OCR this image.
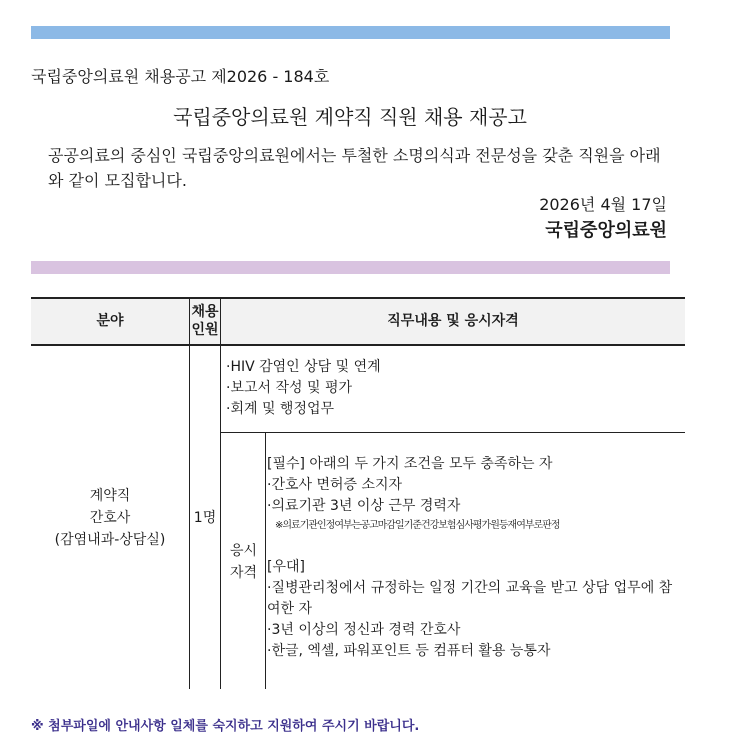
국립중앙의료원 채용공고 제2026 - 184호
국립중앙의료원 계약직 직원 채용 재공고
공공의료의 중심인 국립중앙의료원에서는 투철한 소명의식과 전문성을 갖춘 직원을 아래와 같이 모집합니다.
2026년 4월 17일
국립중앙의료원
분야
채용
인원
직무내용 및 응시자격
계약직
간호사
(감염내과-상담실)
1명
·HIV 감염인 상담 및 연계
·보고서 작성 및 평가
·회계 및 행정업무
응시
자격
[필수] 아래의 두 가지 조건을 모두 충족하는 자
·간호사 면허증 소지자
·의료기관 3년 이상 근무 경력자
※의료기관인정여부는공고마감일기준건강보험심사평가원등재여부로판정
[우대]
·질병관리청에서 규정하는 일정 기간의 교육을 받고 상담 업무에 참여한 자
·3년 이상의 정신과 경력 간호사
·한글, 엑셀, 파워포인트 등 컴퓨터 활용 능통자
※ 첨부파일에 안내사항 일체를 숙지하고 지원하여 주시기 바랍니다.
********************
Apart from the pictures, the entries above are to be repeated in full and exactly.

OCR this image.
국립중앙의료원 채용공고 제2026 - 184호
국립중앙의료원 계약직 직원 채용 재공고
공공의료의 중심인 국립중앙의료원에서는 투철한 소명의식과 전문성을 갖춘 직원을 아래와 같이 모집합니다.
2026년 4월 17일
국립중앙의료원
분야
채용
인원
직무내용 및 응시자격
계약직
간호사
(감염내과-상담실)
1명
·HIV 감염인 상담 및 연계
·보고서 작성 및 평가
·회계 및 행정업무
응시
자격
[필수] 아래의 두 가지 조건을 모두 충족하는 자
·간호사 면허증 소지자
·의료기관 3년 이상 근무 경력자
※의료기관인정여부는공고마감일기준건강보험심사평가원등재여부로판정
[우대]
·질병관리청에서 규정하는 일정 기간의 교육을 받고 상담 업무에 참여한 자
·3년 이상의 정신과 경력 간호사
·한글, 엑셀, 파워포인트 등 컴퓨터 활용 능통자
※ 첨부파일에 안내사항 일체를 숙지하고 지원하여 주시기 바랍니다.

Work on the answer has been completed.